◆ Challenge ◆
List each line of the data in which the string "дополнительный" appears.

— Start of Task material —

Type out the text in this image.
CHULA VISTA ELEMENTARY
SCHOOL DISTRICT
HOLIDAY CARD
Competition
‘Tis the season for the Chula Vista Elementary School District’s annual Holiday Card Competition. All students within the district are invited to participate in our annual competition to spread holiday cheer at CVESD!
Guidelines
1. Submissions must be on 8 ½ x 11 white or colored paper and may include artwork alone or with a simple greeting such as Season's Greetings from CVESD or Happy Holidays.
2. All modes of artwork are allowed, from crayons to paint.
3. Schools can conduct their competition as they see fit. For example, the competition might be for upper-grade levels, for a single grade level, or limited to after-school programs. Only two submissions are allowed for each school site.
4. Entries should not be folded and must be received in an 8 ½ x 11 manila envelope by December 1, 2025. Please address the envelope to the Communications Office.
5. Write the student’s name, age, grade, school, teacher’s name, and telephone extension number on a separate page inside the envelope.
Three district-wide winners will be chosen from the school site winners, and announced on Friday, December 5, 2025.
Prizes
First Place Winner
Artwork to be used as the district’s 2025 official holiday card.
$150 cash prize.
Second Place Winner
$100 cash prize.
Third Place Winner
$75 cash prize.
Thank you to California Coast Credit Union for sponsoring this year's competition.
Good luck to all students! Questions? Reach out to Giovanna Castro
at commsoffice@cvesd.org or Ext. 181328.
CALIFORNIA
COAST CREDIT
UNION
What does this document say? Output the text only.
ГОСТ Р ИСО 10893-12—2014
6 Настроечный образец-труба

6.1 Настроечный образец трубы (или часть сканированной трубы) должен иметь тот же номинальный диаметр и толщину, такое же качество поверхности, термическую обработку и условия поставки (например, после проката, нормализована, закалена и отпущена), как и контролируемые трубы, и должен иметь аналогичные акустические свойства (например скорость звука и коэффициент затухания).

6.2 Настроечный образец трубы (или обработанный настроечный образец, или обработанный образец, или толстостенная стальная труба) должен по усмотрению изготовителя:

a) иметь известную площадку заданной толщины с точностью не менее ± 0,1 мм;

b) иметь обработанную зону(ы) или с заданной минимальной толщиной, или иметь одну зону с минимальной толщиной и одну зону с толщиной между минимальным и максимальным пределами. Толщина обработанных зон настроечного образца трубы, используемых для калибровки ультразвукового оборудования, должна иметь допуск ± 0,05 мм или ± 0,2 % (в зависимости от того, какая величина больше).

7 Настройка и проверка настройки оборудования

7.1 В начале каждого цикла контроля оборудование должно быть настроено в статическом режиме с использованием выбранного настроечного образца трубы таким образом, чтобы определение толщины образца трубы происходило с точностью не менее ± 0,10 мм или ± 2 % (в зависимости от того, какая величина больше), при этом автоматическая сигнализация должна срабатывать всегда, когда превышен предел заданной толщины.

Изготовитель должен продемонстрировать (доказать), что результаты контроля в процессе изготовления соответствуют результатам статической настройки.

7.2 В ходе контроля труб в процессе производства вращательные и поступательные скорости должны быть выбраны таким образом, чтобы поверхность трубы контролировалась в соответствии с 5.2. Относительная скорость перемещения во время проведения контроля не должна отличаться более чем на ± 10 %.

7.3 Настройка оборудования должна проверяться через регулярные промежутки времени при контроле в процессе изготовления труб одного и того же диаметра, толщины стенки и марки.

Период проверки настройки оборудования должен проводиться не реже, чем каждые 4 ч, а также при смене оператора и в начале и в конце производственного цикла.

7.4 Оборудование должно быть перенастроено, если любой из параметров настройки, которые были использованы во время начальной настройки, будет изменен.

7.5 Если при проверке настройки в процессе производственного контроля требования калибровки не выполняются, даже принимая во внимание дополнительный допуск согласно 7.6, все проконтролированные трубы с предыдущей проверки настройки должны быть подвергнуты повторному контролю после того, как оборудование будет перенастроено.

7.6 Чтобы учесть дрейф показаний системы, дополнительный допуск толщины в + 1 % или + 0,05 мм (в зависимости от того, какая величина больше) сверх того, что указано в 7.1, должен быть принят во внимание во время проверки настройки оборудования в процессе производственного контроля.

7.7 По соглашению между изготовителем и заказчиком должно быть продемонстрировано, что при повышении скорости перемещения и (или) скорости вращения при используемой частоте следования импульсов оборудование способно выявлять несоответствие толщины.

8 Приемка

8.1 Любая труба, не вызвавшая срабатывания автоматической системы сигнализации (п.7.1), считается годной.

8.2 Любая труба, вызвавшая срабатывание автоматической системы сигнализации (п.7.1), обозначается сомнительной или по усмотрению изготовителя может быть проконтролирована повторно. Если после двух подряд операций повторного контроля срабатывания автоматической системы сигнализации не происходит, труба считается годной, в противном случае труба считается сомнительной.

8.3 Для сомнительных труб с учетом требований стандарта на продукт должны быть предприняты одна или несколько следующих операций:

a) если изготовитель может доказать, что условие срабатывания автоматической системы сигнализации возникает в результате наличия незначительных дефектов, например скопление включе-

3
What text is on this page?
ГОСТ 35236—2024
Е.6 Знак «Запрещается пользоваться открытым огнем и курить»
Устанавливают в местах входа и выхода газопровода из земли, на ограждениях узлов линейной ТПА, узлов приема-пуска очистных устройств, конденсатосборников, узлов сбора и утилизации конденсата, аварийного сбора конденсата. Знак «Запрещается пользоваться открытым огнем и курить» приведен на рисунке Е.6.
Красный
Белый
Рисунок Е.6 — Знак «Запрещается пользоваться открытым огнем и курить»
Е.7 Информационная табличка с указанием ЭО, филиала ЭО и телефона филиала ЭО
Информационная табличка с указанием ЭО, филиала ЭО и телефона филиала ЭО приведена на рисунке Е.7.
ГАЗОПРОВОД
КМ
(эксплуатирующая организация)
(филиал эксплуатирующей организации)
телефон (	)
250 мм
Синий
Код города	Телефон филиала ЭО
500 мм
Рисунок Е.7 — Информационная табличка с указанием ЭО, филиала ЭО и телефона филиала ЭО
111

— End of Task material —

◆ Full output ◆
7.5 Если при проверке настройки в процессе производственного контроля требования калибровки не выполняются, даже принимая во внимание дополнительный допуск согласно 7.6, все проконтролированные трубы с предыдущей проверки настройки должны быть подвергнуты повторному контролю после того, как оборудование будет перенастроено.
7.6 Чтобы учесть дрейф показаний системы, дополнительный допуск толщины в + 1 % или + 0,05 мм (в зависимости от того, какая величина больше) сверх того, что указано в 7.1, должен быть принят во внимание во время проверки настройки оборудования в процессе производственного контроля.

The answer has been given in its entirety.